Start of THE DATA
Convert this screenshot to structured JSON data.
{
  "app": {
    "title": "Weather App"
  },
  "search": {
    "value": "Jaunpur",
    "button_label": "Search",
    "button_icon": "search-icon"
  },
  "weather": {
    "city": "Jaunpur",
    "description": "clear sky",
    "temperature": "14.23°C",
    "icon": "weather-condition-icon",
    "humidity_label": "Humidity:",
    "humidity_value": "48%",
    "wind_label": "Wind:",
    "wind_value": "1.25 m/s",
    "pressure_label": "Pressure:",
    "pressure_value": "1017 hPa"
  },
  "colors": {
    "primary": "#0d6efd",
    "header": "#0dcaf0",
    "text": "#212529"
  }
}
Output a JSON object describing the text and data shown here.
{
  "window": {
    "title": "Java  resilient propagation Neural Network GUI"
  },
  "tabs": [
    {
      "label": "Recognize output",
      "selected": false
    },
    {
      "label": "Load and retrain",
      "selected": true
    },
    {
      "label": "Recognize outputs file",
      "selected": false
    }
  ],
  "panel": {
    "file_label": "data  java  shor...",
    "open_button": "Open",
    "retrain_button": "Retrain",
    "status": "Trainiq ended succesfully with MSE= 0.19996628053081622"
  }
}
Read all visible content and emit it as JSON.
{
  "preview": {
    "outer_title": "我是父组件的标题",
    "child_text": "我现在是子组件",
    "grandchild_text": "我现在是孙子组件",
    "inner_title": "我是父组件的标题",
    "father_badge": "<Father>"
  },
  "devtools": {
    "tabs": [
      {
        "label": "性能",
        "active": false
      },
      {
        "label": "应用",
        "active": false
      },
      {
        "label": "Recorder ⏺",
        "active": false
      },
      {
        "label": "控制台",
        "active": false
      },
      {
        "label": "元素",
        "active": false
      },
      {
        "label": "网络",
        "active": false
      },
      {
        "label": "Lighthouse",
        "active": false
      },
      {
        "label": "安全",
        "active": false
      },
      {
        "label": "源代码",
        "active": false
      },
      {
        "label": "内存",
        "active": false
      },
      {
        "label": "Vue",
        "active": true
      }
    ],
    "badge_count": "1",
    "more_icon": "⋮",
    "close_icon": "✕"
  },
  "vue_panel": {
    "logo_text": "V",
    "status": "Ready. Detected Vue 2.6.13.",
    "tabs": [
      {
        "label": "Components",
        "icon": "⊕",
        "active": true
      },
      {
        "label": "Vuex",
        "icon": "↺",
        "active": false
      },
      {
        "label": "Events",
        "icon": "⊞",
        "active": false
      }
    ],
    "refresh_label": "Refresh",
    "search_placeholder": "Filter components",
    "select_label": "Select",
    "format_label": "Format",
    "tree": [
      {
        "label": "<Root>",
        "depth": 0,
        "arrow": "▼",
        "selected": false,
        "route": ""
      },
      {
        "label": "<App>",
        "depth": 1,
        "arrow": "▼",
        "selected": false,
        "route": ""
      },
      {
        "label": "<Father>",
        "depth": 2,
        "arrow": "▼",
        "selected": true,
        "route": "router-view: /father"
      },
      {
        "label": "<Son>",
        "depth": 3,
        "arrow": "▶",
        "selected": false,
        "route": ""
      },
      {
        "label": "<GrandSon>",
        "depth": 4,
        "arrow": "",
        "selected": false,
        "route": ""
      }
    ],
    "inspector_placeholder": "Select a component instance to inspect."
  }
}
End of THE DATA
TASK INSTRUCTIONS:
Pick out the lines containing the string "Recognize".

FINISHED ANSWER:
      "label": "Recognize output",
      "label": "Recognize outputs file",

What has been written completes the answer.